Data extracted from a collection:
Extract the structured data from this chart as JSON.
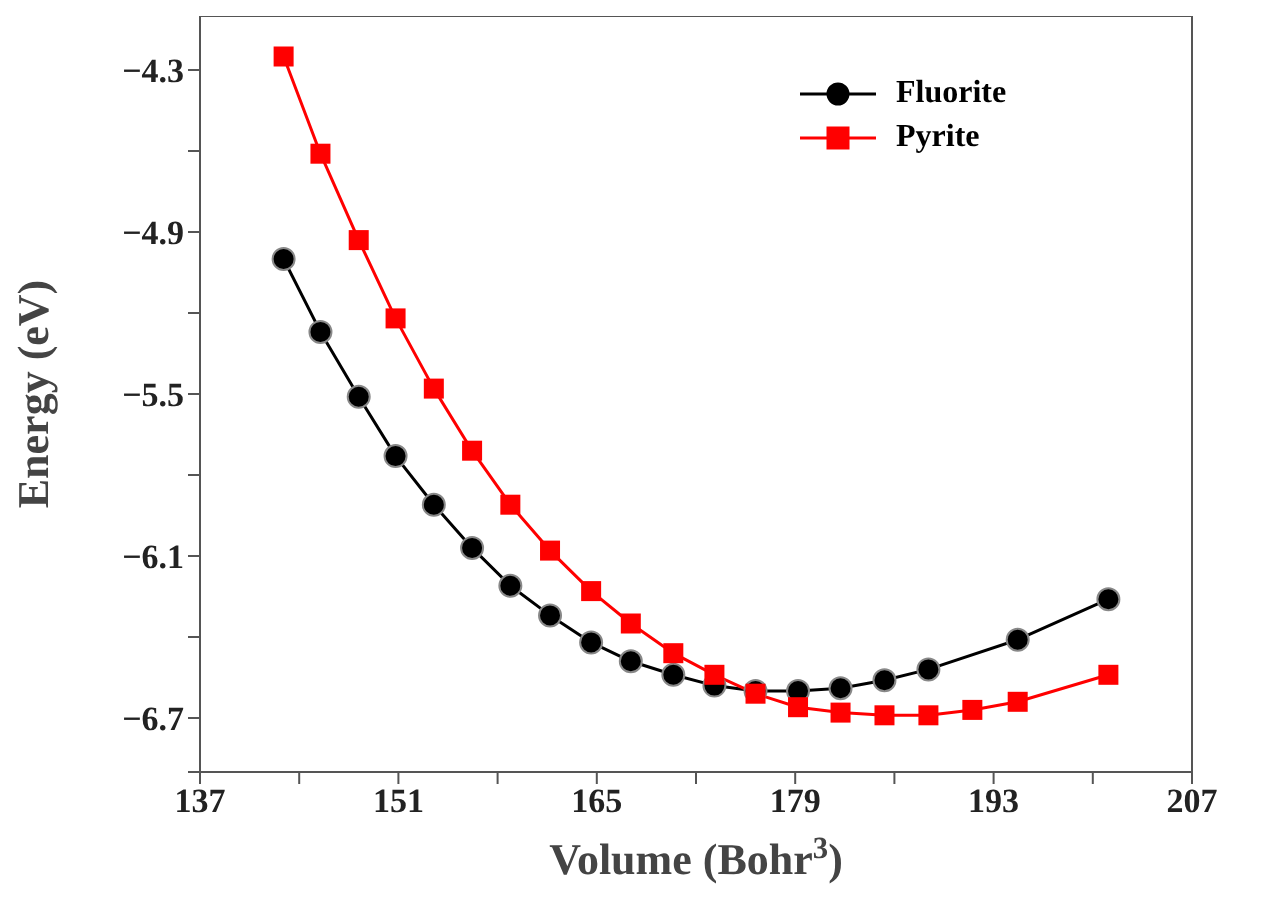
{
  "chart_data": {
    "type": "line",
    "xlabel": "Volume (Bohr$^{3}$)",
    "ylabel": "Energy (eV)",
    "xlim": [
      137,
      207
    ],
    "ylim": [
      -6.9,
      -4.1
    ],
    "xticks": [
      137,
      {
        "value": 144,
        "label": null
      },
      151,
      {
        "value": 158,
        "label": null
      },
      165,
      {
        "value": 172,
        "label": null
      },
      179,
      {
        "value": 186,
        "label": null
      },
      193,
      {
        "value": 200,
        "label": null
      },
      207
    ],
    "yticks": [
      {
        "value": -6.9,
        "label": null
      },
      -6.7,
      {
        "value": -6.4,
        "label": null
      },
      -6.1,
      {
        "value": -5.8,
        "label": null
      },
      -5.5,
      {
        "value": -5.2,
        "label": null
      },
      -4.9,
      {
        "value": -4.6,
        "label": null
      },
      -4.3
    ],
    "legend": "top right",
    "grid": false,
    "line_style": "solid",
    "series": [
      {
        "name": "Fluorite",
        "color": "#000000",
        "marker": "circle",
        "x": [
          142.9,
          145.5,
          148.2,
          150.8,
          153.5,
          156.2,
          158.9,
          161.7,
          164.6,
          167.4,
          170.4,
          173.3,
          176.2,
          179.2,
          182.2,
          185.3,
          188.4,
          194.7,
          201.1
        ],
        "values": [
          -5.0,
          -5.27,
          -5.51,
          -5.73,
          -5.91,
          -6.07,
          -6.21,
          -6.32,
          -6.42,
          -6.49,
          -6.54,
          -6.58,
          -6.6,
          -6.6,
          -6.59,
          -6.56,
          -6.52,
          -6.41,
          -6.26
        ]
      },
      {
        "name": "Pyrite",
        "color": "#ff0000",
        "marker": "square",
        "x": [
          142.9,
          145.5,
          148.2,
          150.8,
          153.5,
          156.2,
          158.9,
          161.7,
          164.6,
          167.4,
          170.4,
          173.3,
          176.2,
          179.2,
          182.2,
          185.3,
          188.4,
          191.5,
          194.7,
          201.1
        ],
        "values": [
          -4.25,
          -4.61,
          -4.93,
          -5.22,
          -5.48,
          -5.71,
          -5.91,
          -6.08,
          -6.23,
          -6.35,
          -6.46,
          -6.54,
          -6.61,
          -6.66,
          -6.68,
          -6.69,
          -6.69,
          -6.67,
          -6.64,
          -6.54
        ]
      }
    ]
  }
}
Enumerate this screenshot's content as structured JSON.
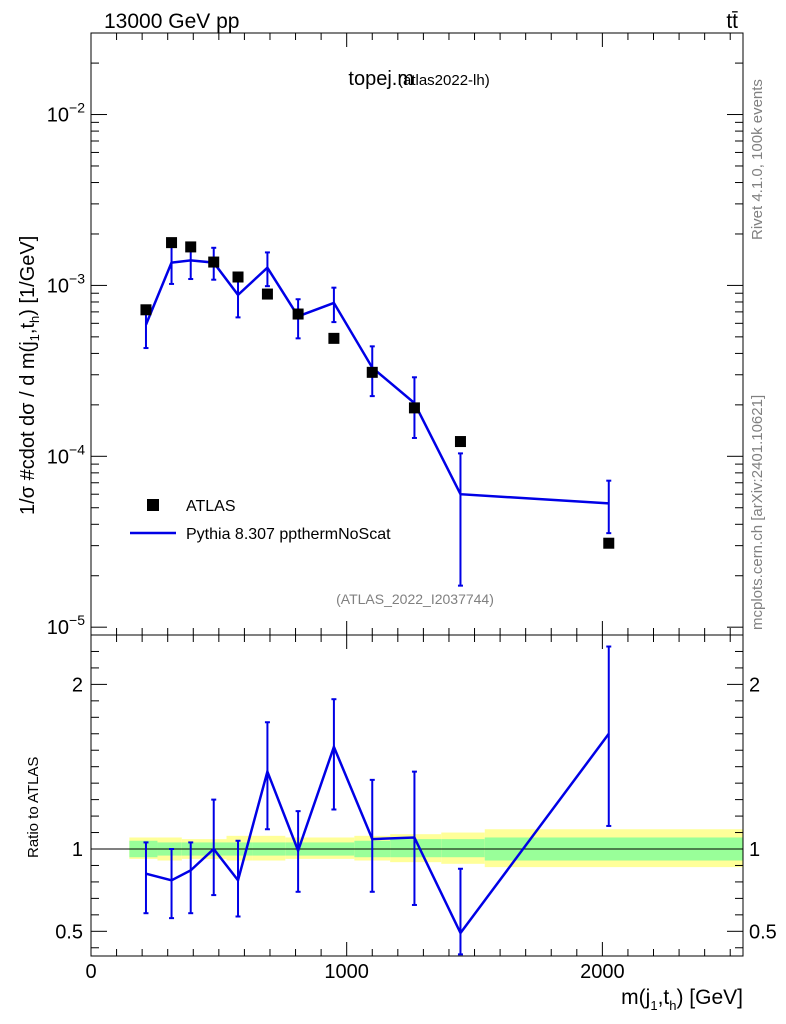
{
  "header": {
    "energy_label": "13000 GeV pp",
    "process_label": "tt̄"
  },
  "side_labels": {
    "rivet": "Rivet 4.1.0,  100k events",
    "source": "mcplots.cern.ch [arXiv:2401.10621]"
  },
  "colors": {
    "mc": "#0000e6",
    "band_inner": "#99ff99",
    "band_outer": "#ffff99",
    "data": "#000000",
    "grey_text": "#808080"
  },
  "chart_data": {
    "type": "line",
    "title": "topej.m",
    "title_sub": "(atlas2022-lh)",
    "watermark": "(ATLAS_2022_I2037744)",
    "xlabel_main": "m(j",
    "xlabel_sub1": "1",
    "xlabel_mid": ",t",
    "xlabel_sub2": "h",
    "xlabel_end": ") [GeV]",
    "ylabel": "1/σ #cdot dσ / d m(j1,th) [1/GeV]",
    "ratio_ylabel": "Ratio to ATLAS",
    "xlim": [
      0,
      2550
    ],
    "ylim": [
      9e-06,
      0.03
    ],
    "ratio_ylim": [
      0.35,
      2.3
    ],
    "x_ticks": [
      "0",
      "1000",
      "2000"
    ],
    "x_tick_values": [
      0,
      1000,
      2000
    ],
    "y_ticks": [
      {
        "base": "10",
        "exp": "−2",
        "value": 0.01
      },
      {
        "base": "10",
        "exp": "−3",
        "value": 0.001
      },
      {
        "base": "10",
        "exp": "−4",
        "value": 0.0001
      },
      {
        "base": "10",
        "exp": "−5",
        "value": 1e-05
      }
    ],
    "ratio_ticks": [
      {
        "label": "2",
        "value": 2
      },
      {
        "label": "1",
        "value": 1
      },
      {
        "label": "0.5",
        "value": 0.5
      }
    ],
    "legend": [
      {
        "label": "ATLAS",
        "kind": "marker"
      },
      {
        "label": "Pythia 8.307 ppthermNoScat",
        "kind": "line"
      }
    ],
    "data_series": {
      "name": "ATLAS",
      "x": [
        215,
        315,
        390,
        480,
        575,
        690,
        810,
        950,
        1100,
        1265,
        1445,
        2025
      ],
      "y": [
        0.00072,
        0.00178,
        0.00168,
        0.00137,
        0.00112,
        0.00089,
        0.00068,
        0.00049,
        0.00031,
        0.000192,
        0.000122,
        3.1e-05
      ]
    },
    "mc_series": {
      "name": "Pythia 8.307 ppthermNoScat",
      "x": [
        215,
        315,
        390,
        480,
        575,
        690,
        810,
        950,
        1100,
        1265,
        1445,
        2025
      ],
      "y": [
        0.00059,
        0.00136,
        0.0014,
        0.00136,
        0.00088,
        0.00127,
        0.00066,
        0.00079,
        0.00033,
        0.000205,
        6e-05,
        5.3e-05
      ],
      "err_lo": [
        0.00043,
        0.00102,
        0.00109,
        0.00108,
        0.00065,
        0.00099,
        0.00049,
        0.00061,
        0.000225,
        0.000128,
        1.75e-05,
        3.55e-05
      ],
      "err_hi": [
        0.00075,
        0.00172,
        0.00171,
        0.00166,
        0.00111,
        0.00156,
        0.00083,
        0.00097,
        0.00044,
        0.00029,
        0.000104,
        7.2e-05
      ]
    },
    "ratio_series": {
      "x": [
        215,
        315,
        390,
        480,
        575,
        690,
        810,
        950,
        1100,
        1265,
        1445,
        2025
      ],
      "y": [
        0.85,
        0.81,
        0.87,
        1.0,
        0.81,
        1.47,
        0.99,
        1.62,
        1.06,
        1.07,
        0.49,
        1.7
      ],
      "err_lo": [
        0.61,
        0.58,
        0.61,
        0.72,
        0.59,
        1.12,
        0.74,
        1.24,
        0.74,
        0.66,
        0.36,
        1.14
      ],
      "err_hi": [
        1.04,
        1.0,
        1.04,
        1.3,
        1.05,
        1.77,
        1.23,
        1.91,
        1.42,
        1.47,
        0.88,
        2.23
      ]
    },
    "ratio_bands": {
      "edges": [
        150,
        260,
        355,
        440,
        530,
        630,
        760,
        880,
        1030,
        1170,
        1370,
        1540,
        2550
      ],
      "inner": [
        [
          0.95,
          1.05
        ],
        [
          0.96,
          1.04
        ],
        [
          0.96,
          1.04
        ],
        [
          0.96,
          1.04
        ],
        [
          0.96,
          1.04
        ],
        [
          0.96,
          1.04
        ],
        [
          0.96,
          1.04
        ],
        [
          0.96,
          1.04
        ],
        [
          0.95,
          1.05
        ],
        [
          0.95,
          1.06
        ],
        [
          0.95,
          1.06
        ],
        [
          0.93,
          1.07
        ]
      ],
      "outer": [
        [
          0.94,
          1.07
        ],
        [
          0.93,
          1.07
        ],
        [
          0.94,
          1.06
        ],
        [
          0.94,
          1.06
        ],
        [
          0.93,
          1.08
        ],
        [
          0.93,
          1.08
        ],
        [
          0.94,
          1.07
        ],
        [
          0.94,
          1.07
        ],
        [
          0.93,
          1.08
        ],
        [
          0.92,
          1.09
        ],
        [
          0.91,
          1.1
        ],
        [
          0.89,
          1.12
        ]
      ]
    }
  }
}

**Requirement:**
Each entry should be repeated exactly as it appears; the pictures stay out.

**Output of the task:**
Extract the structured data from this chart as JSON.
{
  "chart_data": {
    "type": "line",
    "xlabel": "Volume (Bohr$^{3}$)",
    "ylabel": "Energy (eV)",
    "xlim": [
      137,
      207
    ],
    "ylim": [
      -6.9,
      -4.1
    ],
    "xticks": [
      137,
      {
        "value": 144,
        "label": null
      },
      151,
      {
        "value": 158,
        "label": null
      },
      165,
      {
        "value": 172,
        "label": null
      },
      179,
      {
        "value": 186,
        "label": null
      },
      193,
      {
        "value": 200,
        "label": null
      },
      207
    ],
    "yticks": [
      {
        "value": -6.9,
        "label": null
      },
      -6.7,
      {
        "value": -6.4,
        "label": null
      },
      -6.1,
      {
        "value": -5.8,
        "label": null
      },
      -5.5,
      {
        "value": -5.2,
        "label": null
      },
      -4.9,
      {
        "value": -4.6,
        "label": null
      },
      -4.3
    ],
    "legend": "top right",
    "grid": false,
    "line_style": "solid",
    "series": [
      {
        "name": "Fluorite",
        "color": "#000000",
        "marker": "circle",
        "x": [
          142.9,
          145.5,
          148.2,
          150.8,
          153.5,
          156.2,
          158.9,
          161.7,
          164.6,
          167.4,
          170.4,
          173.3,
          176.2,
          179.2,
          182.2,
          185.3,
          188.4,
          194.7,
          201.1
        ],
        "values": [
          -5.0,
          -5.27,
          -5.51,
          -5.73,
          -5.91,
          -6.07,
          -6.21,
          -6.32,
          -6.42,
          -6.49,
          -6.54,
          -6.58,
          -6.6,
          -6.6,
          -6.59,
          -6.56,
          -6.52,
          -6.41,
          -6.26
        ]
      },
      {
        "name": "Pyrite",
        "color": "#ff0000",
        "marker": "square",
        "x": [
          142.9,
          145.5,
          148.2,
          150.8,
          153.5,
          156.2,
          158.9,
          161.7,
          164.6,
          167.4,
          170.4,
          173.3,
          176.2,
          179.2,
          182.2,
          185.3,
          188.4,
          191.5,
          194.7,
          201.1
        ],
        "values": [
          -4.25,
          -4.61,
          -4.93,
          -5.22,
          -5.48,
          -5.71,
          -5.91,
          -6.08,
          -6.23,
          -6.35,
          -6.46,
          -6.54,
          -6.61,
          -6.66,
          -6.68,
          -6.69,
          -6.69,
          -6.67,
          -6.64,
          -6.54
        ]
      }
    ]
  }
}
Enumerate this screenshot's content as structured JSON.
{
  "header": {
    "energy_label": "13000 GeV pp",
    "process_label": "tt̄"
  },
  "side_labels": {
    "rivet": "Rivet 4.1.0,  100k events",
    "source": "mcplots.cern.ch [arXiv:2401.10621]"
  },
  "colors": {
    "mc": "#0000e6",
    "band_inner": "#99ff99",
    "band_outer": "#ffff99",
    "data": "#000000",
    "grey_text": "#808080"
  },
  "chart_data": {
    "type": "line",
    "title": "topej.m",
    "title_sub": "(atlas2022-lh)",
    "watermark": "(ATLAS_2022_I2037744)",
    "xlabel_main": "m(j",
    "xlabel_sub1": "1",
    "xlabel_mid": ",t",
    "xlabel_sub2": "h",
    "xlabel_end": ") [GeV]",
    "ylabel": "1/σ #cdot dσ / d m(j1,th) [1/GeV]",
    "ratio_ylabel": "Ratio to ATLAS",
    "xlim": [
      0,
      2550
    ],
    "ylim": [
      9e-06,
      0.03
    ],
    "ratio_ylim": [
      0.35,
      2.3
    ],
    "x_ticks": [
      "0",
      "1000",
      "2000"
    ],
    "x_tick_values": [
      0,
      1000,
      2000
    ],
    "y_ticks": [
      {
        "base": "10",
        "exp": "−2",
        "value": 0.01
      },
      {
        "base": "10",
        "exp": "−3",
        "value": 0.001
      },
      {
        "base": "10",
        "exp": "−4",
        "value": 0.0001
      },
      {
        "base": "10",
        "exp": "−5",
        "value": 1e-05
      }
    ],
    "ratio_ticks": [
      {
        "label": "2",
        "value": 2
      },
      {
        "label": "1",
        "value": 1
      },
      {
        "label": "0.5",
        "value": 0.5
      }
    ],
    "legend": [
      {
        "label": "ATLAS",
        "kind": "marker"
      },
      {
        "label": "Pythia 8.307 ppthermNoScat",
        "kind": "line"
      }
    ],
    "data_series": {
      "name": "ATLAS",
      "x": [
        215,
        315,
        390,
        480,
        575,
        690,
        810,
        950,
        1100,
        1265,
        1445,
        2025
      ],
      "y": [
        0.00072,
        0.00178,
        0.00168,
        0.00137,
        0.00112,
        0.00089,
        0.00068,
        0.00049,
        0.00031,
        0.000192,
        0.000122,
        3.1e-05
      ]
    },
    "mc_series": {
      "name": "Pythia 8.307 ppthermNoScat",
      "x": [
        215,
        315,
        390,
        480,
        575,
        690,
        810,
        950,
        1100,
        1265,
        1445,
        2025
      ],
      "y": [
        0.00059,
        0.00136,
        0.0014,
        0.00136,
        0.00088,
        0.00127,
        0.00066,
        0.00079,
        0.00033,
        0.000205,
        6e-05,
        5.3e-05
      ],
      "err_lo": [
        0.00043,
        0.00102,
        0.00109,
        0.00108,
        0.00065,
        0.00099,
        0.00049,
        0.00061,
        0.000225,
        0.000128,
        1.75e-05,
        3.55e-05
      ],
      "err_hi": [
        0.00075,
        0.00172,
        0.00171,
        0.00166,
        0.00111,
        0.00156,
        0.00083,
        0.00097,
        0.00044,
        0.00029,
        0.000104,
        7.2e-05
      ]
    },
    "ratio_series": {
      "x": [
        215,
        315,
        390,
        480,
        575,
        690,
        810,
        950,
        1100,
        1265,
        1445,
        2025
      ],
      "y": [
        0.85,
        0.81,
        0.87,
        1.0,
        0.81,
        1.47,
        0.99,
        1.62,
        1.06,
        1.07,
        0.49,
        1.7
      ],
      "err_lo": [
        0.61,
        0.58,
        0.61,
        0.72,
        0.59,
        1.12,
        0.74,
        1.24,
        0.74,
        0.66,
        0.36,
        1.14
      ],
      "err_hi": [
        1.04,
        1.0,
        1.04,
        1.3,
        1.05,
        1.77,
        1.23,
        1.91,
        1.42,
        1.47,
        0.88,
        2.23
      ]
    },
    "ratio_bands": {
      "edges": [
        150,
        260,
        355,
        440,
        530,
        630,
        760,
        880,
        1030,
        1170,
        1370,
        1540,
        2550
      ],
      "inner": [
        [
          0.95,
          1.05
        ],
        [
          0.96,
          1.04
        ],
        [
          0.96,
          1.04
        ],
        [
          0.96,
          1.04
        ],
        [
          0.96,
          1.04
        ],
        [
          0.96,
          1.04
        ],
        [
          0.96,
          1.04
        ],
        [
          0.96,
          1.04
        ],
        [
          0.95,
          1.05
        ],
        [
          0.95,
          1.06
        ],
        [
          0.95,
          1.06
        ],
        [
          0.93,
          1.07
        ]
      ],
      "outer": [
        [
          0.94,
          1.07
        ],
        [
          0.93,
          1.07
        ],
        [
          0.94,
          1.06
        ],
        [
          0.94,
          1.06
        ],
        [
          0.93,
          1.08
        ],
        [
          0.93,
          1.08
        ],
        [
          0.94,
          1.07
        ],
        [
          0.94,
          1.07
        ],
        [
          0.93,
          1.08
        ],
        [
          0.92,
          1.09
        ],
        [
          0.91,
          1.1
        ],
        [
          0.89,
          1.12
        ]
      ]
    }
  }
}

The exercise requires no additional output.